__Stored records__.
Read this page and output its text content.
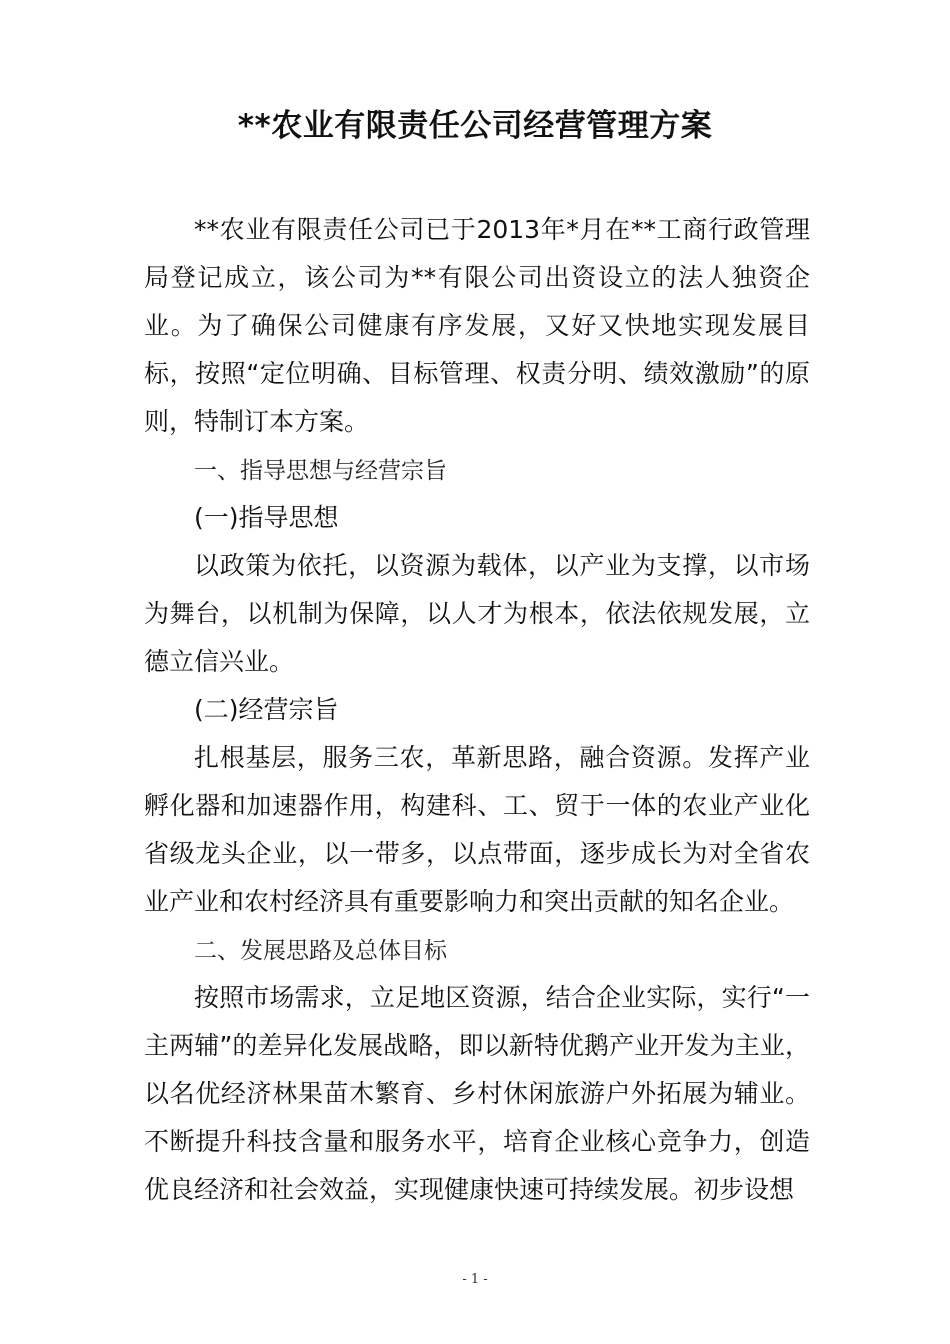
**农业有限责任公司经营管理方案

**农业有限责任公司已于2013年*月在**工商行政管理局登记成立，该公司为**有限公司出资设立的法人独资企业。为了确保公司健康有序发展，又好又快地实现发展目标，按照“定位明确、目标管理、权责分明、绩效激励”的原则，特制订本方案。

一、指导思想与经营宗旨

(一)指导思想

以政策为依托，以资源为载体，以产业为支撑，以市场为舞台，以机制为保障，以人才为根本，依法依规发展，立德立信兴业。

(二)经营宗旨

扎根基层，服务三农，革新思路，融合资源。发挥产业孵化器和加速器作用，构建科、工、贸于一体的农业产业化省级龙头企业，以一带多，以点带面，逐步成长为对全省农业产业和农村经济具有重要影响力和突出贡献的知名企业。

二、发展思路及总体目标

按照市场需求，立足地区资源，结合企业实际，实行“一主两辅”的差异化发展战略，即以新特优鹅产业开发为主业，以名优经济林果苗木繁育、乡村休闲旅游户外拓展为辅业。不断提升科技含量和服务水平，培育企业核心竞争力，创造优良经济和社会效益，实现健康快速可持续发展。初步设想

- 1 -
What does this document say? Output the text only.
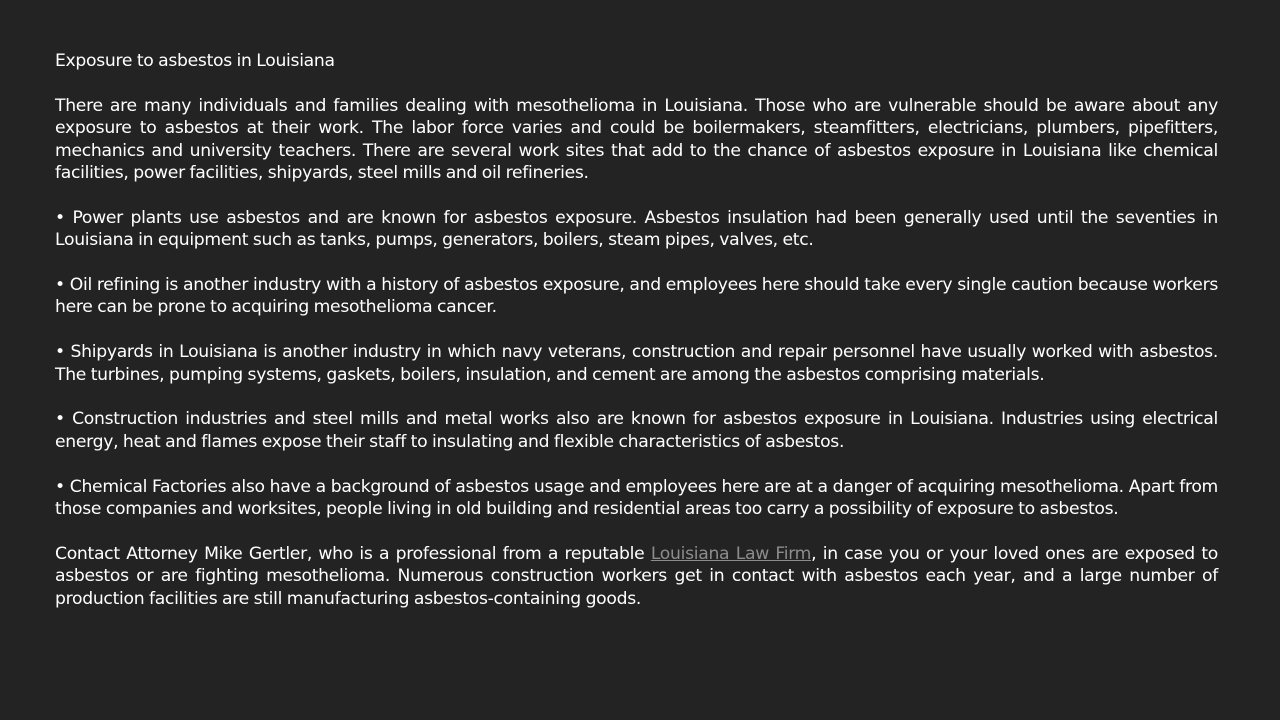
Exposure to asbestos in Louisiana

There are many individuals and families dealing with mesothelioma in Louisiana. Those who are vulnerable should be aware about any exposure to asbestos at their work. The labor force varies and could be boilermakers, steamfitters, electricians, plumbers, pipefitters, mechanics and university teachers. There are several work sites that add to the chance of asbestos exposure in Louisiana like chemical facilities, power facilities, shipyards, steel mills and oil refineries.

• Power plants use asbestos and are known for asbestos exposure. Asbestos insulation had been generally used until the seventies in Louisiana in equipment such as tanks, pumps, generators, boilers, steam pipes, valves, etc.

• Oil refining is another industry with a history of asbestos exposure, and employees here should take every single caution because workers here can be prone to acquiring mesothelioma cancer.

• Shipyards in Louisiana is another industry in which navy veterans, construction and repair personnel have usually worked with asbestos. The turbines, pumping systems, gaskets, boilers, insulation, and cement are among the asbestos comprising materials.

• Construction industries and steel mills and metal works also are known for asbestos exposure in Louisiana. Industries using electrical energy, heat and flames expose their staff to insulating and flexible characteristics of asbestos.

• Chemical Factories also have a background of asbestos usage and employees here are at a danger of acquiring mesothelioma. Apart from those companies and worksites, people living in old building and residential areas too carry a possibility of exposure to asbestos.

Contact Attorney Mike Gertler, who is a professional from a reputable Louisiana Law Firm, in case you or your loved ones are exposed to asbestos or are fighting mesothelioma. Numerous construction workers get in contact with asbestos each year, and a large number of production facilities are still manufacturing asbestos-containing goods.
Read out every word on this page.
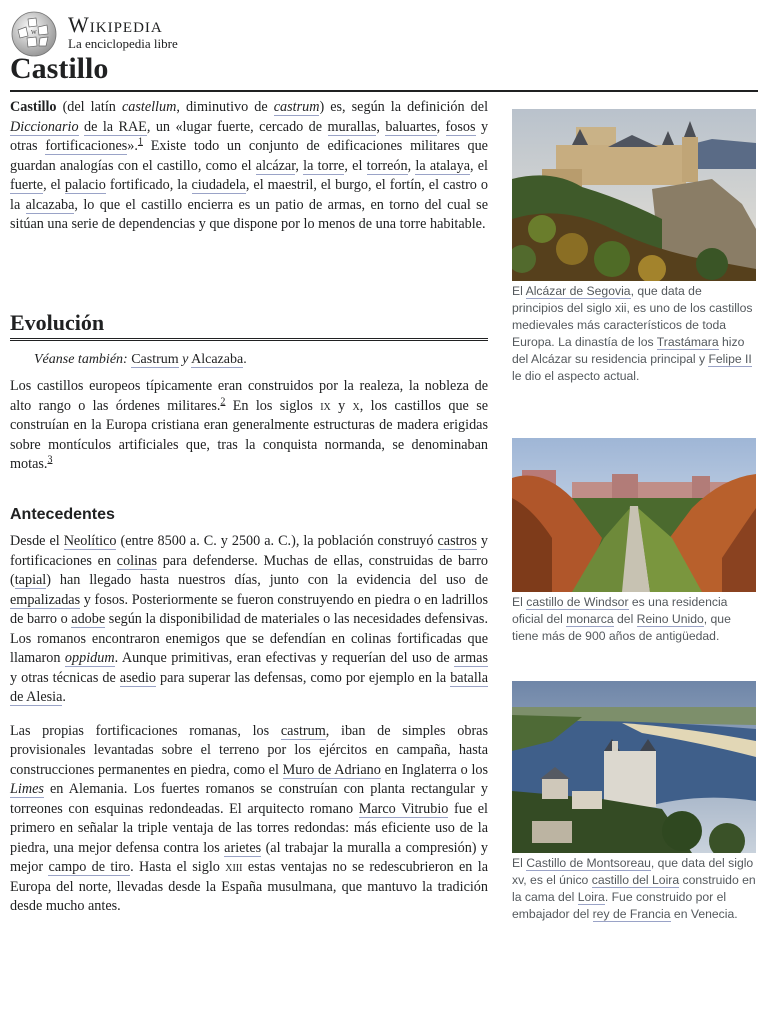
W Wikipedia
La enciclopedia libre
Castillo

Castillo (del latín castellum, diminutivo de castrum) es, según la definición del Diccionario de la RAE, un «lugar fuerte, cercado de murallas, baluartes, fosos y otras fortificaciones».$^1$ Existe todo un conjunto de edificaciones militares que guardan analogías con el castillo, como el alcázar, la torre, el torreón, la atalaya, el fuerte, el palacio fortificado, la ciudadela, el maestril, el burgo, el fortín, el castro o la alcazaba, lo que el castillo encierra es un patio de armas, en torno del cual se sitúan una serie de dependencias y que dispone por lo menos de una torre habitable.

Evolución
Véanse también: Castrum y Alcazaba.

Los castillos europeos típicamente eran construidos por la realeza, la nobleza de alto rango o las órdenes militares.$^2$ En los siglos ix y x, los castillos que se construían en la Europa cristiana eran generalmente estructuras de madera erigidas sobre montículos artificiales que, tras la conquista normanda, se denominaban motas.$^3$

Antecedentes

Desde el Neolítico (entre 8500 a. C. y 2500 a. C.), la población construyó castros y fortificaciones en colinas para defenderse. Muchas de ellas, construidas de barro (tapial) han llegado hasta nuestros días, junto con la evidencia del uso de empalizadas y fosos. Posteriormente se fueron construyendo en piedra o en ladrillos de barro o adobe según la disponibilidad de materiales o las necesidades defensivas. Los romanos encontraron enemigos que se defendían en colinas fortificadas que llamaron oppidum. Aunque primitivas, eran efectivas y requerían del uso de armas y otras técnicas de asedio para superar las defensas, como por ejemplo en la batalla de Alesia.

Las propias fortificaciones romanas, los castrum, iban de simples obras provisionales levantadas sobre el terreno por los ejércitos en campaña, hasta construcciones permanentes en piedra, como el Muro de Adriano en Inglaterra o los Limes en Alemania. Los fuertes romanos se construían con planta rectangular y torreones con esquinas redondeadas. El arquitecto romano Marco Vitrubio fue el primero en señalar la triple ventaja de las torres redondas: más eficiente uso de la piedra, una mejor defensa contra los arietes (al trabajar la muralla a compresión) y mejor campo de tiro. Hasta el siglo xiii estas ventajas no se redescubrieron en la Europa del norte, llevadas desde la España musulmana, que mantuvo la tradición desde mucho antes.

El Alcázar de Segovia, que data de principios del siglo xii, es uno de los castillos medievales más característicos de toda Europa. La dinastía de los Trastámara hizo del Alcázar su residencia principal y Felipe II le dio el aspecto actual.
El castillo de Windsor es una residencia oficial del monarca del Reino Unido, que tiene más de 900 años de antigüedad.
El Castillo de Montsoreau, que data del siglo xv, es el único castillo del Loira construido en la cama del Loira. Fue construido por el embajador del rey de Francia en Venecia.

__Problem__. Take the listing and print it again exactly, but without any pictures.

__Written response__.
Read this page and output its text content.
**农业有限责任公司经营管理方案

**农业有限责任公司已于2013年*月在**工商行政管理局登记成立，该公司为**有限公司出资设立的法人独资企业。为了确保公司健康有序发展，又好又快地实现发展目标，按照“定位明确、目标管理、权责分明、绩效激励”的原则，特制订本方案。

一、指导思想与经营宗旨

(一)指导思想

以政策为依托，以资源为载体，以产业为支撑，以市场为舞台，以机制为保障，以人才为根本，依法依规发展，立德立信兴业。

(二)经营宗旨

扎根基层，服务三农，革新思路，融合资源。发挥产业孵化器和加速器作用，构建科、工、贸于一体的农业产业化省级龙头企业，以一带多，以点带面，逐步成长为对全省农业产业和农村经济具有重要影响力和突出贡献的知名企业。

二、发展思路及总体目标

按照市场需求，立足地区资源，结合企业实际，实行“一主两辅”的差异化发展战略，即以新特优鹅产业开发为主业，以名优经济林果苗木繁育、乡村休闲旅游户外拓展为辅业。不断提升科技含量和服务水平，培育企业核心竞争力，创造优良经济和社会效益，实现健康快速可持续发展。初步设想

- 1 -
What does this document say? Output the text only.
Exposure to asbestos in Louisiana

There are many individuals and families dealing with mesothelioma in Louisiana. Those who are vulnerable should be aware about any exposure to asbestos at their work. The labor force varies and could be boilermakers, steamfitters, electricians, plumbers, pipefitters, mechanics and university teachers. There are several work sites that add to the chance of asbestos exposure in Louisiana like chemical facilities, power facilities, shipyards, steel mills and oil refineries.

• Power plants use asbestos and are known for asbestos exposure. Asbestos insulation had been generally used until the seventies in Louisiana in equipment such as tanks, pumps, generators, boilers, steam pipes, valves, etc.

• Oil refining is another industry with a history of asbestos exposure, and employees here should take every single caution because workers here can be prone to acquiring mesothelioma cancer.

• Shipyards in Louisiana is another industry in which navy veterans, construction and repair personnel have usually worked with asbestos. The turbines, pumping systems, gaskets, boilers, insulation, and cement are among the asbestos comprising materials.

• Construction industries and steel mills and metal works also are known for asbestos exposure in Louisiana. Industries using electrical energy, heat and flames expose their staff to insulating and flexible characteristics of asbestos.

• Chemical Factories also have a background of asbestos usage and employees here are at a danger of acquiring mesothelioma. Apart from those companies and worksites, people living in old building and residential areas too carry a possibility of exposure to asbestos.

Contact Attorney Mike Gertler, who is a professional from a reputable Louisiana Law Firm, in case you or your loved ones are exposed to asbestos or are fighting mesothelioma. Numerous construction workers get in contact with asbestos each year, and a large number of production facilities are still manufacturing asbestos-containing goods.
Read out every word on this page.
W Wikipedia
La enciclopedia libre
Castillo

Castillo (del latín castellum, diminutivo de castrum) es, según la definición del Diccionario de la RAE, un «lugar fuerte, cercado de murallas, baluartes, fosos y otras fortificaciones».$^1$ Existe todo un conjunto de edificaciones militares que guardan analogías con el castillo, como el alcázar, la torre, el torreón, la atalaya, el fuerte, el palacio fortificado, la ciudadela, el maestril, el burgo, el fortín, el castro o la alcazaba, lo que el castillo encierra es un patio de armas, en torno del cual se sitúan una serie de dependencias y que dispone por lo menos de una torre habitable.

Evolución
Véanse también: Castrum y Alcazaba.

Los castillos europeos típicamente eran construidos por la realeza, la nobleza de alto rango o las órdenes militares.$^2$ En los siglos ix y x, los castillos que se construían en la Europa cristiana eran generalmente estructuras de madera erigidas sobre montículos artificiales que, tras la conquista normanda, se denominaban motas.$^3$

Antecedentes

Desde el Neolítico (entre 8500 a. C. y 2500 a. C.), la población construyó castros y fortificaciones en colinas para defenderse. Muchas de ellas, construidas de barro (tapial) han llegado hasta nuestros días, junto con la evidencia del uso de empalizadas y fosos. Posteriormente se fueron construyendo en piedra o en ladrillos de barro o adobe según la disponibilidad de materiales o las necesidades defensivas. Los romanos encontraron enemigos que se defendían en colinas fortificadas que llamaron oppidum. Aunque primitivas, eran efectivas y requerían del uso de armas y otras técnicas de asedio para superar las defensas, como por ejemplo en la batalla de Alesia.

Las propias fortificaciones romanas, los castrum, iban de simples obras provisionales levantadas sobre el terreno por los ejércitos en campaña, hasta construcciones permanentes en piedra, como el Muro de Adriano en Inglaterra o los Limes en Alemania. Los fuertes romanos se construían con planta rectangular y torreones con esquinas redondeadas. El arquitecto romano Marco Vitrubio fue el primero en señalar la triple ventaja de las torres redondas: más eficiente uso de la piedra, una mejor defensa contra los arietes (al trabajar la muralla a compresión) y mejor campo de tiro. Hasta el siglo xiii estas ventajas no se redescubrieron en la Europa del norte, llevadas desde la España musulmana, que mantuvo la tradición desde mucho antes.

El Alcázar de Segovia, que data de principios del siglo xii, es uno de los castillos medievales más característicos de toda Europa. La dinastía de los Trastámara hizo del Alcázar su residencia principal y Felipe II le dio el aspecto actual.
El castillo de Windsor es una residencia oficial del monarca del Reino Unido, que tiene más de 900 años de antigüedad.
El Castillo de Montsoreau, que data del siglo xv, es el único castillo del Loira construido en la cama del Loira. Fue construido por el embajador del rey de Francia en Venecia.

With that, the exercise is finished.